===== Provided records
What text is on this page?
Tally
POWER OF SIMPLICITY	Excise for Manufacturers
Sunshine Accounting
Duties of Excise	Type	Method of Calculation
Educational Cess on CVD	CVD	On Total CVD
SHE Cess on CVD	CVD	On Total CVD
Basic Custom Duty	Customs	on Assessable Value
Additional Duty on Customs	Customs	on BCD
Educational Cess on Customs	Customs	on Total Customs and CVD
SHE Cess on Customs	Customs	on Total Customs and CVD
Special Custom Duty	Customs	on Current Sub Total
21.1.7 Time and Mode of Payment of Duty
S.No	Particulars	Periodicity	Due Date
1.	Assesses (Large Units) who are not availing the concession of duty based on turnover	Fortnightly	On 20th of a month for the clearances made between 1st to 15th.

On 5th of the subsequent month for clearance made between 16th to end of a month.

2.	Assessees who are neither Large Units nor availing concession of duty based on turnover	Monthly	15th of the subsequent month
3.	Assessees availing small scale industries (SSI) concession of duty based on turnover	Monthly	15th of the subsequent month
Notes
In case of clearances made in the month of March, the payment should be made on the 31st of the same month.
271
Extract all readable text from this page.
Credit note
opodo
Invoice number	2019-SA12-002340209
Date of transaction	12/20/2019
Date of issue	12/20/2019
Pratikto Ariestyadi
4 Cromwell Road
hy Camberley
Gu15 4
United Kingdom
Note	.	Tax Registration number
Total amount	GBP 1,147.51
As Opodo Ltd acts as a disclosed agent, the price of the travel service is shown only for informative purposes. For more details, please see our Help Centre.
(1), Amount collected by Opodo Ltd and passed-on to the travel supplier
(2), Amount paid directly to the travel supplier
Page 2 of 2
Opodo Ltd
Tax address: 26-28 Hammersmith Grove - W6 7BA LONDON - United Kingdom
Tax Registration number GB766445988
==========
Output all of the material exactly as written.

What text is on this page?
Tally
POWER OF SIMPLICITY	Excise for Manufacturers
Sunshine Accounting
Duties of Excise	Type	Method of Calculation
Educational Cess on CVD	CVD	On Total CVD
SHE Cess on CVD	CVD	On Total CVD
Basic Custom Duty	Customs	on Assessable Value
Additional Duty on Customs	Customs	on BCD
Educational Cess on Customs	Customs	on Total Customs and CVD
SHE Cess on Customs	Customs	on Total Customs and CVD
Special Custom Duty	Customs	on Current Sub Total
21.1.7 Time and Mode of Payment of Duty
S.No	Particulars	Periodicity	Due Date
1.	Assesses (Large Units) who are not availing the concession of duty based on turnover	Fortnightly	On 20th of a month for the clearances made between 1st to 15th.

On 5th of the subsequent month for clearance made between 16th to end of a month.

2.	Assessees who are neither Large Units nor availing concession of duty based on turnover	Monthly	15th of the subsequent month
3.	Assessees availing small scale industries (SSI) concession of duty based on turnover	Monthly	15th of the subsequent month
Notes
In case of clearances made in the month of March, the payment should be made on the 31st of the same month.
271
Extract all readable text from this page.
Credit note
opodo
Invoice number	2019-SA12-002340209
Date of transaction	12/20/2019
Date of issue	12/20/2019
Pratikto Ariestyadi
4 Cromwell Road
hy Camberley
Gu15 4
United Kingdom
Note	.	Tax Registration number
Total amount	GBP 1,147.51
As Opodo Ltd acts as a disclosed agent, the price of the travel service is shown only for informative purposes. For more details, please see our Help Centre.
(1), Amount collected by Opodo Ltd and passed-on to the travel supplier
(2), Amount paid directly to the travel supplier
Page 2 of 2
Opodo Ltd
Tax address: 26-28 Hammersmith Grove - W6 7BA LONDON - United Kingdom
Tax Registration number GB766445988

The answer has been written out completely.